Prompt →
Would you output the whole listing below, exactly as it reads?

Data to use →
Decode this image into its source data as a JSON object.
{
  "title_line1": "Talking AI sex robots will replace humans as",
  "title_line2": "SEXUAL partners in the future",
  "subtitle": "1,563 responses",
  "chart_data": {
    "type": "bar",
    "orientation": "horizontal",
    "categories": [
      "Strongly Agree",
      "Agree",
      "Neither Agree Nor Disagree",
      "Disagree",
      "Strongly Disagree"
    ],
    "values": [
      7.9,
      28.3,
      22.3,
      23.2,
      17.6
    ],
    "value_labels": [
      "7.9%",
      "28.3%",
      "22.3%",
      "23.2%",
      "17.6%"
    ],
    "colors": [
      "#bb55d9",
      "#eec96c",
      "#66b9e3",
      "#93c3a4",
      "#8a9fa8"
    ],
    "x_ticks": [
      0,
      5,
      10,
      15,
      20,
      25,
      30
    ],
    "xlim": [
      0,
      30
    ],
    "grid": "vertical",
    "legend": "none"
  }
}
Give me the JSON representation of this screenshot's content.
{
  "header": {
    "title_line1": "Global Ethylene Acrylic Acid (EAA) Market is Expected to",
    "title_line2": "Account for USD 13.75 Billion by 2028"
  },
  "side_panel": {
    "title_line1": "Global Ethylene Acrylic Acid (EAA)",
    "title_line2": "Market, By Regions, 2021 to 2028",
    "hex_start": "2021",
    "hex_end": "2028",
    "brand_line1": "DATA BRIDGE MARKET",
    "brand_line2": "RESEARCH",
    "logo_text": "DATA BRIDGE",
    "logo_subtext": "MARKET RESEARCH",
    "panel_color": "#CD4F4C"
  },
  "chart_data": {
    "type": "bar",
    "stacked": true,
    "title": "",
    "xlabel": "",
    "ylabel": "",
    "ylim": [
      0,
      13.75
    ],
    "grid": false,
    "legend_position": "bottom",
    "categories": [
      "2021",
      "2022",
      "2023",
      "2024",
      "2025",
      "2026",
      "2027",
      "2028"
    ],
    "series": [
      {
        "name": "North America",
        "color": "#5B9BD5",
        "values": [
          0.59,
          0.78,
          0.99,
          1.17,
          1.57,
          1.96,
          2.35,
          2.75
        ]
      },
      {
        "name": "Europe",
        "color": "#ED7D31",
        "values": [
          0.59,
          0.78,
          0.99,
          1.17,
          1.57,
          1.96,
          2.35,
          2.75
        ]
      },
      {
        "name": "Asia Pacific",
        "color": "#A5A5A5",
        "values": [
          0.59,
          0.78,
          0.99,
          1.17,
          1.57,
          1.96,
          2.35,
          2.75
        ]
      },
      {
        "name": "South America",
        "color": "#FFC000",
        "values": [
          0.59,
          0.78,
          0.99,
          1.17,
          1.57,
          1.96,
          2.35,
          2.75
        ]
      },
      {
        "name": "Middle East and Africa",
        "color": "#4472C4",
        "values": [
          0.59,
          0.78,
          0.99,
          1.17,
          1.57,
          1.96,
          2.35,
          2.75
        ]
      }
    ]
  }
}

Reply →
Decode this image into its source data as a JSON object.
{
  "title_line1": "Talking AI sex robots will replace humans as",
  "title_line2": "SEXUAL partners in the future",
  "subtitle": "1,563 responses",
  "chart_data": {
    "type": "bar",
    "orientation": "horizontal",
    "categories": [
      "Strongly Agree",
      "Agree",
      "Neither Agree Nor Disagree",
      "Disagree",
      "Strongly Disagree"
    ],
    "values": [
      7.9,
      28.3,
      22.3,
      23.2,
      17.6
    ],
    "value_labels": [
      "7.9%",
      "28.3%",
      "22.3%",
      "23.2%",
      "17.6%"
    ],
    "colors": [
      "#bb55d9",
      "#eec96c",
      "#66b9e3",
      "#93c3a4",
      "#8a9fa8"
    ],
    "x_ticks": [
      0,
      5,
      10,
      15,
      20,
      25,
      30
    ],
    "xlim": [
      0,
      30
    ],
    "grid": "vertical",
    "legend": "none"
  }
}
Give me the JSON representation of this screenshot's content.
{
  "header": {
    "title_line1": "Global Ethylene Acrylic Acid (EAA) Market is Expected to",
    "title_line2": "Account for USD 13.75 Billion by 2028"
  },
  "side_panel": {
    "title_line1": "Global Ethylene Acrylic Acid (EAA)",
    "title_line2": "Market, By Regions, 2021 to 2028",
    "hex_start": "2021",
    "hex_end": "2028",
    "brand_line1": "DATA BRIDGE MARKET",
    "brand_line2": "RESEARCH",
    "logo_text": "DATA BRIDGE",
    "logo_subtext": "MARKET RESEARCH",
    "panel_color": "#CD4F4C"
  },
  "chart_data": {
    "type": "bar",
    "stacked": true,
    "title": "",
    "xlabel": "",
    "ylabel": "",
    "ylim": [
      0,
      13.75
    ],
    "grid": false,
    "legend_position": "bottom",
    "categories": [
      "2021",
      "2022",
      "2023",
      "2024",
      "2025",
      "2026",
      "2027",
      "2028"
    ],
    "series": [
      {
        "name": "North America",
        "color": "#5B9BD5",
        "values": [
          0.59,
          0.78,
          0.99,
          1.17,
          1.57,
          1.96,
          2.35,
          2.75
        ]
      },
      {
        "name": "Europe",
        "color": "#ED7D31",
        "values": [
          0.59,
          0.78,
          0.99,
          1.17,
          1.57,
          1.96,
          2.35,
          2.75
        ]
      },
      {
        "name": "Asia Pacific",
        "color": "#A5A5A5",
        "values": [
          0.59,
          0.78,
          0.99,
          1.17,
          1.57,
          1.96,
          2.35,
          2.75
        ]
      },
      {
        "name": "South America",
        "color": "#FFC000",
        "values": [
          0.59,
          0.78,
          0.99,
          1.17,
          1.57,
          1.96,
          2.35,
          2.75
        ]
      },
      {
        "name": "Middle East and Africa",
        "color": "#4472C4",
        "values": [
          0.59,
          0.78,
          0.99,
          1.17,
          1.57,
          1.96,
          2.35,
          2.75
        ]
      }
    ]
  }
}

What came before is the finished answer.